Produce an exact transcription of the listing below, omitting the pictures.

═════ INFORMATION GIVEN ═════

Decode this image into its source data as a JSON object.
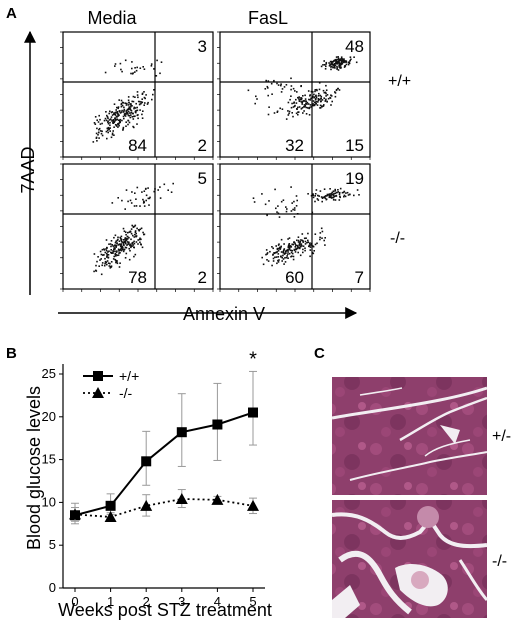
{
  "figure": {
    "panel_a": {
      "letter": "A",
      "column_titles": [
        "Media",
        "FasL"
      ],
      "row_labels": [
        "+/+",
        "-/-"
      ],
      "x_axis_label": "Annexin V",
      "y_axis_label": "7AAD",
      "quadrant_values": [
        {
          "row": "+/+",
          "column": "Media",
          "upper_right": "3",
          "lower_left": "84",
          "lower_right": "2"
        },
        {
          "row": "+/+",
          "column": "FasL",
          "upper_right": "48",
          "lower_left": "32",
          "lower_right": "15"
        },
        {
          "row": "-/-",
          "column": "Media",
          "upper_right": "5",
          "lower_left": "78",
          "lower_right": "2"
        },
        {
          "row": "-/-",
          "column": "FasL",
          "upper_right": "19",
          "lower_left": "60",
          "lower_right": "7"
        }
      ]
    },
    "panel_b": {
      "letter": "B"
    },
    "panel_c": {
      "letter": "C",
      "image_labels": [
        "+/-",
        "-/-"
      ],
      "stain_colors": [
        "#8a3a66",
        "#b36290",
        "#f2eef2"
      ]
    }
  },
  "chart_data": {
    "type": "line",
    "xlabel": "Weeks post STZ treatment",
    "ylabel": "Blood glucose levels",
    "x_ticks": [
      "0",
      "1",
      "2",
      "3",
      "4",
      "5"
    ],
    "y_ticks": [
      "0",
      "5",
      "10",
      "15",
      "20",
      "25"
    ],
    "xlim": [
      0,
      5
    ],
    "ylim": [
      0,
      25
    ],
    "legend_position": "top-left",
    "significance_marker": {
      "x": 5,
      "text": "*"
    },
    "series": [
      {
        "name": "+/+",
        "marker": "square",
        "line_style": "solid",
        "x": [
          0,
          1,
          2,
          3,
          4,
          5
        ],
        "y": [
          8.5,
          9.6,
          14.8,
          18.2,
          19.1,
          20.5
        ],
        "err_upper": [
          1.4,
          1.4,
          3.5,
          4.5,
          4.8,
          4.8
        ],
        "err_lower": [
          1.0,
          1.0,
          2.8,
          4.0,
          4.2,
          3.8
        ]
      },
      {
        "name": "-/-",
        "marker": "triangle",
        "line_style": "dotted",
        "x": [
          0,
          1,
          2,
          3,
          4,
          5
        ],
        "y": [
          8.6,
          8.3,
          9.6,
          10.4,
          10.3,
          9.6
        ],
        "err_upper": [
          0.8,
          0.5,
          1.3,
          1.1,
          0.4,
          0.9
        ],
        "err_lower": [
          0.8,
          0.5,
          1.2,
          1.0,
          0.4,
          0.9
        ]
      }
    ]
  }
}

═════

▸ EXERCISE RESPONSE:
Decode this image into its source data as a JSON object.
{
  "figure": {
    "panel_a": {
      "letter": "A",
      "column_titles": [
        "Media",
        "FasL"
      ],
      "row_labels": [
        "+/+",
        "-/-"
      ],
      "x_axis_label": "Annexin V",
      "y_axis_label": "7AAD",
      "quadrant_values": [
        {
          "row": "+/+",
          "column": "Media",
          "upper_right": "3",
          "lower_left": "84",
          "lower_right": "2"
        },
        {
          "row": "+/+",
          "column": "FasL",
          "upper_right": "48",
          "lower_left": "32",
          "lower_right": "15"
        },
        {
          "row": "-/-",
          "column": "Media",
          "upper_right": "5",
          "lower_left": "78",
          "lower_right": "2"
        },
        {
          "row": "-/-",
          "column": "FasL",
          "upper_right": "19",
          "lower_left": "60",
          "lower_right": "7"
        }
      ]
    },
    "panel_b": {
      "letter": "B"
    },
    "panel_c": {
      "letter": "C",
      "image_labels": [
        "+/-",
        "-/-"
      ],
      "stain_colors": [
        "#8a3a66",
        "#b36290",
        "#f2eef2"
      ]
    }
  },
  "chart_data": {
    "type": "line",
    "xlabel": "Weeks post STZ treatment",
    "ylabel": "Blood glucose levels",
    "x_ticks": [
      "0",
      "1",
      "2",
      "3",
      "4",
      "5"
    ],
    "y_ticks": [
      "0",
      "5",
      "10",
      "15",
      "20",
      "25"
    ],
    "xlim": [
      0,
      5
    ],
    "ylim": [
      0,
      25
    ],
    "legend_position": "top-left",
    "significance_marker": {
      "x": 5,
      "text": "*"
    },
    "series": [
      {
        "name": "+/+",
        "marker": "square",
        "line_style": "solid",
        "x": [
          0,
          1,
          2,
          3,
          4,
          5
        ],
        "y": [
          8.5,
          9.6,
          14.8,
          18.2,
          19.1,
          20.5
        ],
        "err_upper": [
          1.4,
          1.4,
          3.5,
          4.5,
          4.8,
          4.8
        ],
        "err_lower": [
          1.0,
          1.0,
          2.8,
          4.0,
          4.2,
          3.8
        ]
      },
      {
        "name": "-/-",
        "marker": "triangle",
        "line_style": "dotted",
        "x": [
          0,
          1,
          2,
          3,
          4,
          5
        ],
        "y": [
          8.6,
          8.3,
          9.6,
          10.4,
          10.3,
          9.6
        ],
        "err_upper": [
          0.8,
          0.5,
          1.3,
          1.1,
          0.4,
          0.9
        ],
        "err_lower": [
          0.8,
          0.5,
          1.2,
          1.0,
          0.4,
          0.9
        ]
      }
    ]
  }
}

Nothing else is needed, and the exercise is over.